Output a single figure: the number of lines in which the word "планом" appears.

Provided records

============================================================

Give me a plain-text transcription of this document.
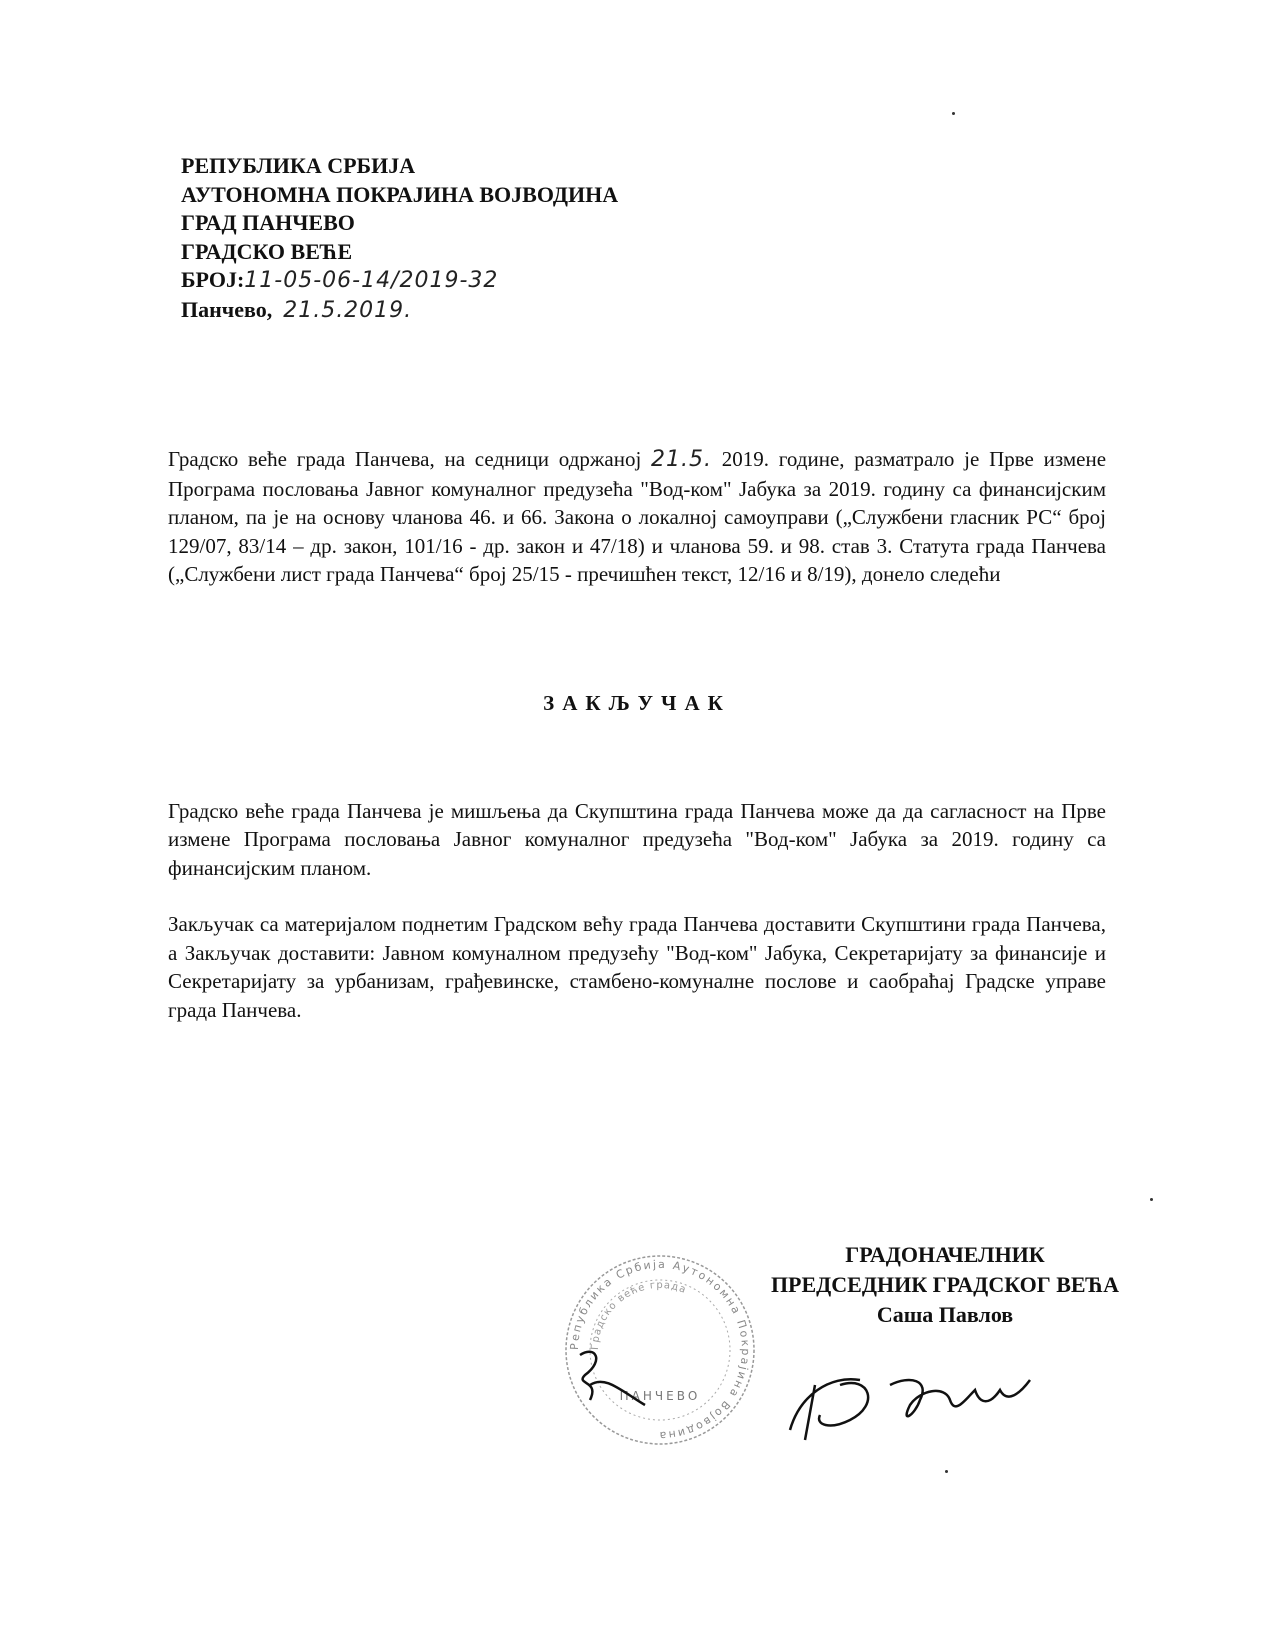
РЕПУБЛИКА СРБИЈА
АУТОНОМНА ПОКРАЈИНА ВОЈВОДИНА
ГРАД ПАНЧЕВО
ГРАДСКО ВЕЋЕ
БРОЈ:11-05-06-14/2019-32
Панчево, 21.5.2019.

Градско веће града Панчева, на седници одржаној 21.5. 2019. године, разматрало је Прве измене Програма пословања Јавног комуналног предузећа "Вод-ком" Јабука за 2019. годину са финансијским планом, па је на основу чланова 46. и 66. Закона о локалној самоуправи („Службени гласник РС“ број 129/07, 83/14 – др. закон, 101/16 - др. закон и 47/18) и чланова 59. и 98. став 3. Статута града Панчева („Службени лист града Панчева“ број 25/15 - пречишћен текст, 12/16 и 8/19), донело следећи

ЗАКЉУЧАК

Градско веће града Панчева је мишљења да Скупштина града Панчева може да да сагласност на Прве измене Програма пословања Јавног комуналног предузећа "Вод-ком" Јабука за 2019. годину са финансијским планом.

Закључак са материјалом поднетим Градском већу града Панчева доставити Скупштини града Панчева, а Закључак доставити: Јавном комуналном предузећу "Вод-ком" Јабука, Секретаријату за финансије и Секретаријату за урбанизам, грађевинске, стамбено-комуналне послове и саобраћај Градске управе града Панчева.

Република Србија Аутономна Покрајина Војводина
Градско веће града
ПАНЧЕВО
ГРАДОНАЧЕЛНИК
ПРЕДСЕДНИК ГРАДСКОГ ВЕЋА
Саша Павлов
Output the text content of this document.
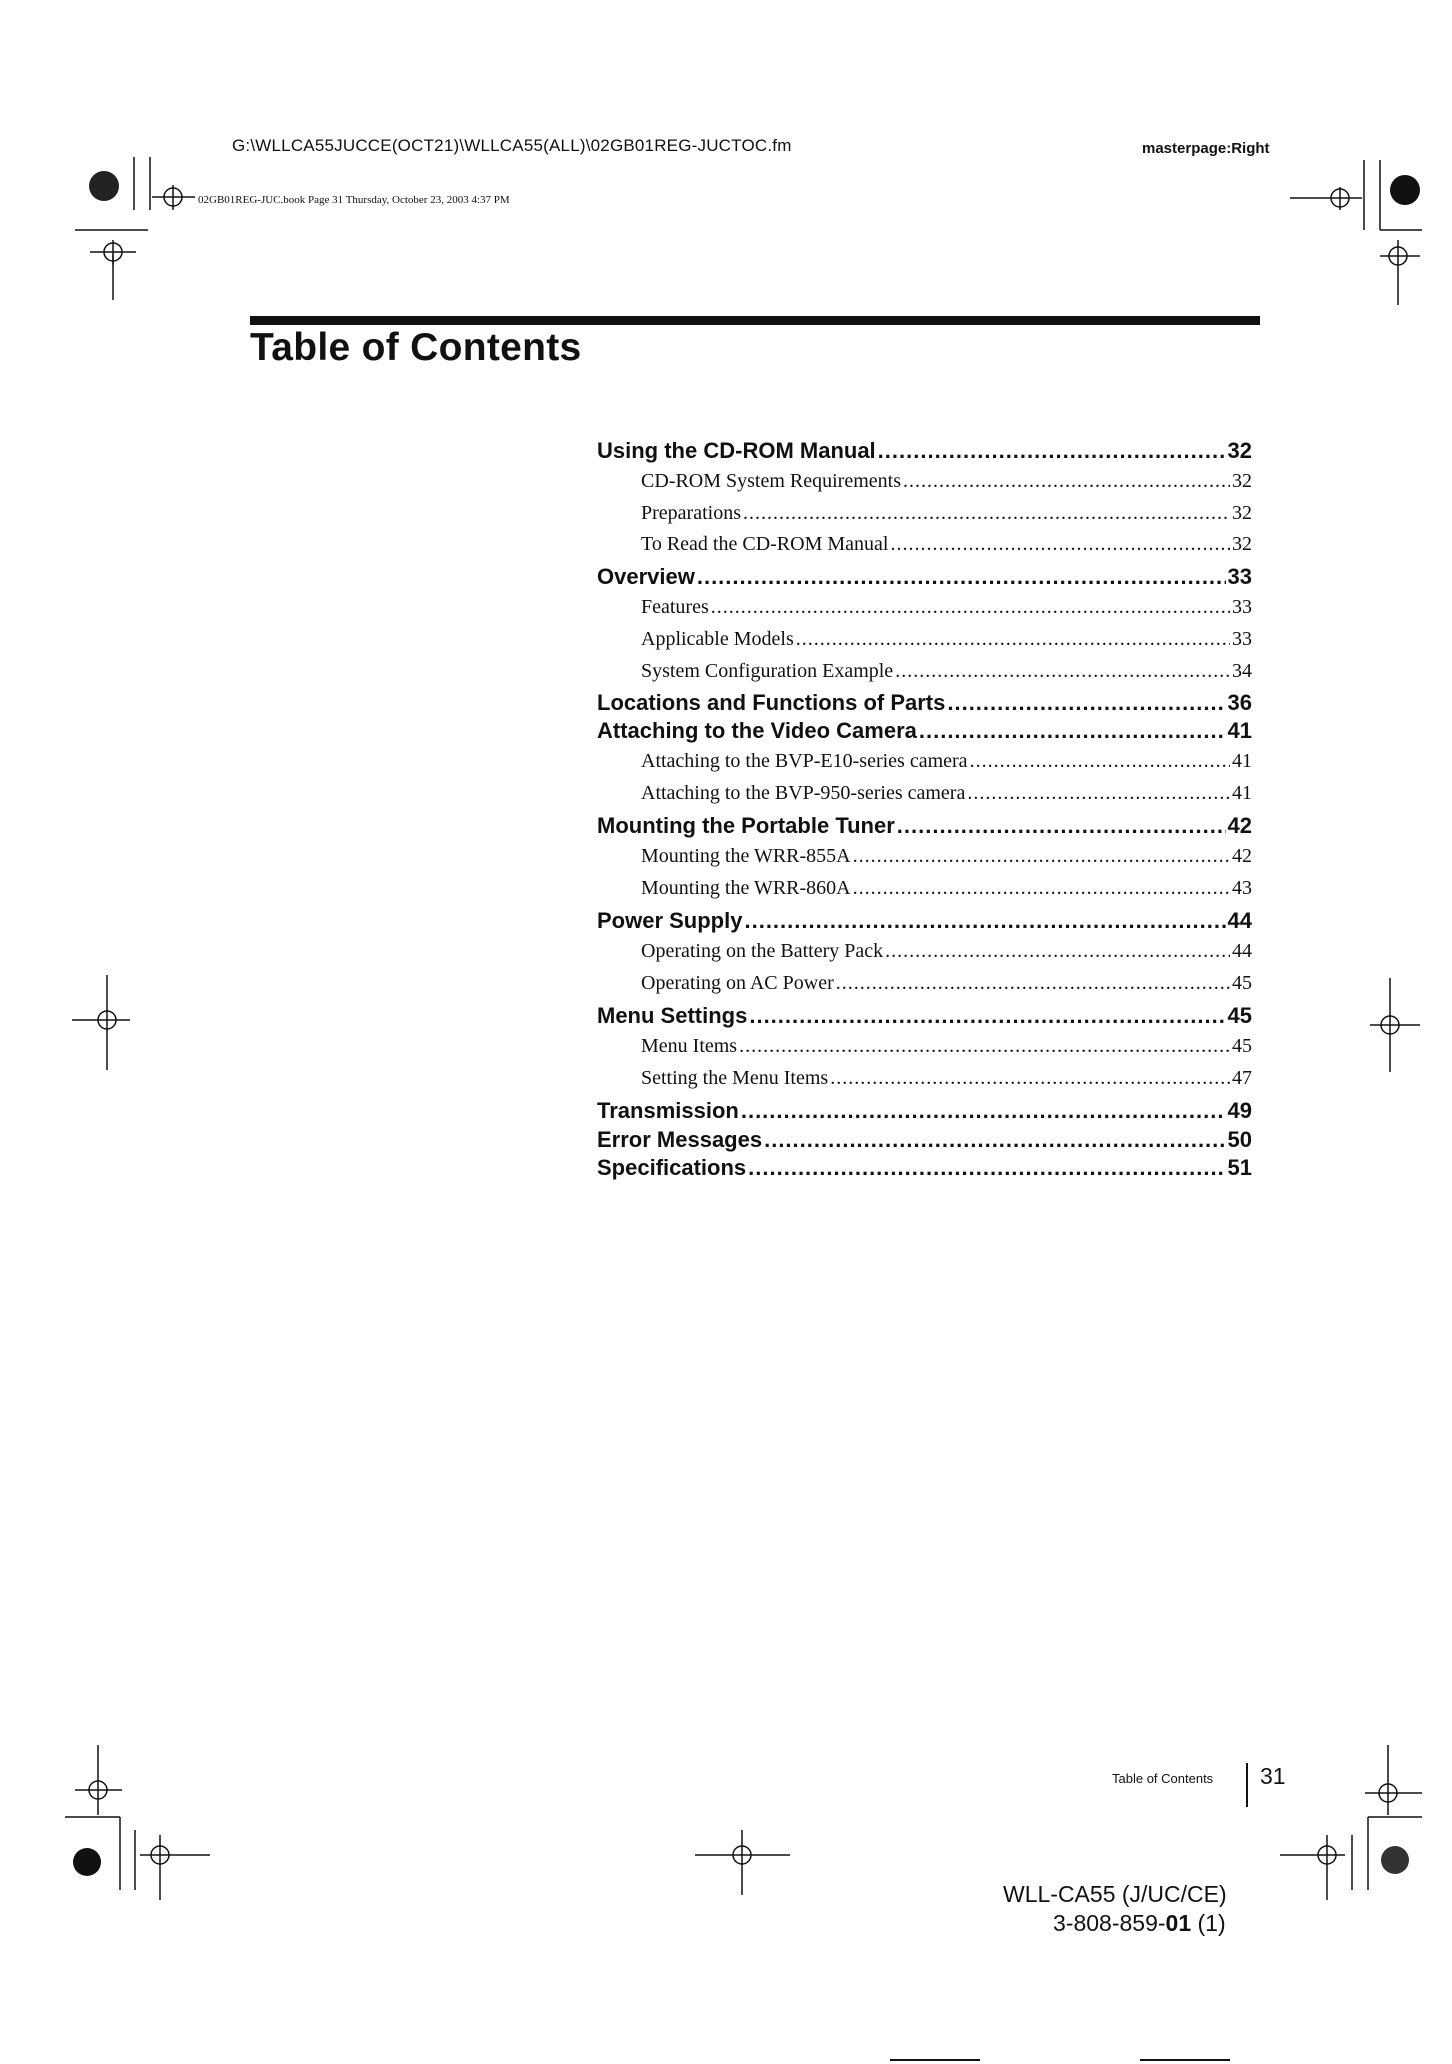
G:\WLLCA55JUCCE(OCT21)\WLLCA55(ALL)\02GB01REG-JUCTOC.fm	masterpage:Right
02GB01REG-JUC.book Page 31 Thursday, October 23, 2003 4:37 PM
Table of Contents
Using the CD-ROM Manual .....	32
CD-ROM System Requirements .....	32
Preparations .....	32
To Read the CD-ROM Manual .....	32
Overview .....	33
Features .....	33
Applicable Models .....	33
System Configuration Example .....	34
Locations and Functions of Parts .....	36
Attaching to the Video Camera .....	41
Attaching to the BVP-E10-series camera .....	41
Attaching to the BVP-950-series camera .....	41
Mounting the Portable Tuner .....	42
Mounting the WRR-855A .....	42
Mounting the WRR-860A .....	43
Power Supply .....	44
Operating on the Battery Pack .....	44
Operating on AC Power .....	45
Menu Settings .....	45
Menu Items .....	45
Setting the Menu Items .....	47
Transmission .....	49
Error Messages .....	50
Specifications .....	51
Table of Contents 31
WLL-CA55 (J/UC/CE)
3-808-859-01 (1)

============================================================

The solution
2